**REQUEST**
Search the material below for the string "Output" and extract each line that has it.

**EXCERPTED DATA**
○ ○ ○ ○ ○ ○ ○

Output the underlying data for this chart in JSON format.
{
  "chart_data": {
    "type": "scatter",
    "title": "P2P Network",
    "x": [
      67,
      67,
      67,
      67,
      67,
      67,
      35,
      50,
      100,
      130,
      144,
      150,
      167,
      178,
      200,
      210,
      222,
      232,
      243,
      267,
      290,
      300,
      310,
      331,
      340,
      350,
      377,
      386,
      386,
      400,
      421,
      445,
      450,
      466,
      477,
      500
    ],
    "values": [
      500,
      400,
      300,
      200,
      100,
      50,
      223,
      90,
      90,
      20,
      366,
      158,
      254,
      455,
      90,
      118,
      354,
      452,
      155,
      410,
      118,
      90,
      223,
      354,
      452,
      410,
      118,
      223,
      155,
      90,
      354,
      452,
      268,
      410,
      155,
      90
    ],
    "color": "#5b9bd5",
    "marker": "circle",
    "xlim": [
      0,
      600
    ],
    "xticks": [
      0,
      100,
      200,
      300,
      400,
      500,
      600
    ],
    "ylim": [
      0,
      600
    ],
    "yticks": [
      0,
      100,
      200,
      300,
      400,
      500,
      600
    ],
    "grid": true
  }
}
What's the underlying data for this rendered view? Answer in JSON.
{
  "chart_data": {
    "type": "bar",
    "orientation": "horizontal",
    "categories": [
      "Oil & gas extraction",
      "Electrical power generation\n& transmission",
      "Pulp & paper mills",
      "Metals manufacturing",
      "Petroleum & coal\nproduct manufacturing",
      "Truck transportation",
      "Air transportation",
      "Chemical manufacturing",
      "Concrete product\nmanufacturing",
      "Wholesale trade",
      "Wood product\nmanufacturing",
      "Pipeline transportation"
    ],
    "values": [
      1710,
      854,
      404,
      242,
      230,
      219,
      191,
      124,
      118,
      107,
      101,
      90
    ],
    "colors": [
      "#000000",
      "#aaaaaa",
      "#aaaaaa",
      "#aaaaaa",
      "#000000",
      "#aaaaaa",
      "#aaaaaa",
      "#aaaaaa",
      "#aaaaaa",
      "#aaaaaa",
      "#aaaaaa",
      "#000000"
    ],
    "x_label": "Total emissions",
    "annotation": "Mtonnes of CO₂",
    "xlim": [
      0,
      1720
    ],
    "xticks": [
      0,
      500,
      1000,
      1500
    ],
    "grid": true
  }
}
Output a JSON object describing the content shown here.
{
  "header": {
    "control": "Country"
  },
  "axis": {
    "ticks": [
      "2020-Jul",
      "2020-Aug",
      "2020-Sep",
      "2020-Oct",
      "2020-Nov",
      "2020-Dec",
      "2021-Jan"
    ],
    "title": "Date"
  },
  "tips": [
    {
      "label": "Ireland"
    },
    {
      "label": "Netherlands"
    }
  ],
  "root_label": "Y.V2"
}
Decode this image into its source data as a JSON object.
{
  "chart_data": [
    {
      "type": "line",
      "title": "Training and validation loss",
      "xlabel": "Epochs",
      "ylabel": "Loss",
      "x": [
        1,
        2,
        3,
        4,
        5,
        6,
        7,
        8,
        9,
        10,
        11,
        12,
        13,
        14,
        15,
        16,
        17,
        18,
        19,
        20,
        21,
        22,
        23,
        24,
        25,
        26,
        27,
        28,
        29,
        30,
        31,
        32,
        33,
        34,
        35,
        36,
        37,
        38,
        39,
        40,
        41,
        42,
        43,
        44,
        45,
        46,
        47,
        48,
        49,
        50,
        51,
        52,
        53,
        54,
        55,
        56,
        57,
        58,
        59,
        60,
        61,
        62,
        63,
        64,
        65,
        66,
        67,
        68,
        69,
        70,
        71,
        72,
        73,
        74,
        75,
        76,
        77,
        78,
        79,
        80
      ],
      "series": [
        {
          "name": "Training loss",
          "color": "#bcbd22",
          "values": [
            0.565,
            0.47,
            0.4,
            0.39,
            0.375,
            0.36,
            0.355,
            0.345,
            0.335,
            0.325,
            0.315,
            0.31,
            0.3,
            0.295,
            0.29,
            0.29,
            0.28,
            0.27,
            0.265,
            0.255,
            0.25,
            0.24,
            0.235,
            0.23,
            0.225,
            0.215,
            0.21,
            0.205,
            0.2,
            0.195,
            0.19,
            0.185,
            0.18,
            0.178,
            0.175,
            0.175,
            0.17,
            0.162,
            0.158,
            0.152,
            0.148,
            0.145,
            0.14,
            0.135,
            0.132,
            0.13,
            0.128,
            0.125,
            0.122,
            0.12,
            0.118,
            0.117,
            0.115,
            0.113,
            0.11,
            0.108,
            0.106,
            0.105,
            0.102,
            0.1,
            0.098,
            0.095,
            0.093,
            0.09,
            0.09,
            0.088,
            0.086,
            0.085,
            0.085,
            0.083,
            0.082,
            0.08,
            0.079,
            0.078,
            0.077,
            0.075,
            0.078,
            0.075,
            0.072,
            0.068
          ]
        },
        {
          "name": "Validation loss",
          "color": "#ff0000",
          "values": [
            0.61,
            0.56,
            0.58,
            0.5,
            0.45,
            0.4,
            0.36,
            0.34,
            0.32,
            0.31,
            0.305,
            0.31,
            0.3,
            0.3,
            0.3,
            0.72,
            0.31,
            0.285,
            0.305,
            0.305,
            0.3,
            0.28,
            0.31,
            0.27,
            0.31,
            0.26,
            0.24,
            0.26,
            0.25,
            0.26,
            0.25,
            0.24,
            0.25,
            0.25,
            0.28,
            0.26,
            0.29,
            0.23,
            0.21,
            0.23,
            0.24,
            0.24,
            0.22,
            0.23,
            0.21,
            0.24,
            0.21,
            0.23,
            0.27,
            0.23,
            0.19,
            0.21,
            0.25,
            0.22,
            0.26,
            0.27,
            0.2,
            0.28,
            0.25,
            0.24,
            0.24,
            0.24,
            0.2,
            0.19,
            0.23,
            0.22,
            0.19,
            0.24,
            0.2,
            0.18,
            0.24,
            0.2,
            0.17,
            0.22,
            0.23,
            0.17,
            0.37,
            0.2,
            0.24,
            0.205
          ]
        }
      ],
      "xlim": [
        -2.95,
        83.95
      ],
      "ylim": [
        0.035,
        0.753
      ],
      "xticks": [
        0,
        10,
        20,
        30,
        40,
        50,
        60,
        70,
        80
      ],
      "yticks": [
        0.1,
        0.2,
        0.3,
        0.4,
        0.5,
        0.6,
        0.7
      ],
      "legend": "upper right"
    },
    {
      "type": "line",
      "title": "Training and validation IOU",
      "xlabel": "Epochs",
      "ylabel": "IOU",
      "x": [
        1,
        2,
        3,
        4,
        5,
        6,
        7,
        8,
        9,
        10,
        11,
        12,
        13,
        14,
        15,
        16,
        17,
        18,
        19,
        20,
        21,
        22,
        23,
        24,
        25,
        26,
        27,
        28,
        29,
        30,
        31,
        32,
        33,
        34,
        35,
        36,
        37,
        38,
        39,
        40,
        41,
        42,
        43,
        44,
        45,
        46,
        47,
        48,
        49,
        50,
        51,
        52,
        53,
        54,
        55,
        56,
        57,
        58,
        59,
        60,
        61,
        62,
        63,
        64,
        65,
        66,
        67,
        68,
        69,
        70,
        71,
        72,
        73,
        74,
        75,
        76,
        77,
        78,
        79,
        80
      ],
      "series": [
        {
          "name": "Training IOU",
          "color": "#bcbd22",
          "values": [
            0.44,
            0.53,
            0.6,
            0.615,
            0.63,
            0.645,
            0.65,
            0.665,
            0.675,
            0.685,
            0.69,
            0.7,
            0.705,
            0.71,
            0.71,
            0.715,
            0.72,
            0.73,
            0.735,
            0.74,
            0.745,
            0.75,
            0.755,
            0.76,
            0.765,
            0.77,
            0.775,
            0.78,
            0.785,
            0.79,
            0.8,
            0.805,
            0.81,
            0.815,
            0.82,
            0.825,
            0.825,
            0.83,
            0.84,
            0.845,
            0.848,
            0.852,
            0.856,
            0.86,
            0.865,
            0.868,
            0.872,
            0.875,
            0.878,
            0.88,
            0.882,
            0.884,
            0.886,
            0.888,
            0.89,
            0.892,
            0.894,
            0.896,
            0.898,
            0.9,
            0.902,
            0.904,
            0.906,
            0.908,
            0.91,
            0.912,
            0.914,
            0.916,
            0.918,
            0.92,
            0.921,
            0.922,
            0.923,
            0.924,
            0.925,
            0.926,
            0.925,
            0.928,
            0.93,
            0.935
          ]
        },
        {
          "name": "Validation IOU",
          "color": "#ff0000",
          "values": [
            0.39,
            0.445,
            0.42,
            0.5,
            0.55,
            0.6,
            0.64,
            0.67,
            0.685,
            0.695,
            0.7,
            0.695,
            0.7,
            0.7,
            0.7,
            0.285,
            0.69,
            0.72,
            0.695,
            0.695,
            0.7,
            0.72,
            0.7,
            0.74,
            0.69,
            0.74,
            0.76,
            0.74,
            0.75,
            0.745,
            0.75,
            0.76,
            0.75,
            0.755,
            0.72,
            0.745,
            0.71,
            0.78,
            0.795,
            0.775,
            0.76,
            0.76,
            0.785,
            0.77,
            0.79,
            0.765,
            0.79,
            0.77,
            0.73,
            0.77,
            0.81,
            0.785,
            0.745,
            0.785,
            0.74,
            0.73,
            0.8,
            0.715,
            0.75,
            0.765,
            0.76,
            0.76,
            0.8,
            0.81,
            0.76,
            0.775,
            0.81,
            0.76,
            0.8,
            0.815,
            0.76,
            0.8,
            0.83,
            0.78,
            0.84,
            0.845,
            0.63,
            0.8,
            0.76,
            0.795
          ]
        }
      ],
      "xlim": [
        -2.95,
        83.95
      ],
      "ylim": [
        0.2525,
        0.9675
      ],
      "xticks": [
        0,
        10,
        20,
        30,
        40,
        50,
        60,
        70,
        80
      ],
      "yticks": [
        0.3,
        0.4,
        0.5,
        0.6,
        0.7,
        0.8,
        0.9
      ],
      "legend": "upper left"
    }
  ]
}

○ ○ ○ ○ ○ ○ ○

**RESPONSE TO THIS TASK**
Output the underlying data for this chart in JSON format.
Output a JSON object describing the content shown here.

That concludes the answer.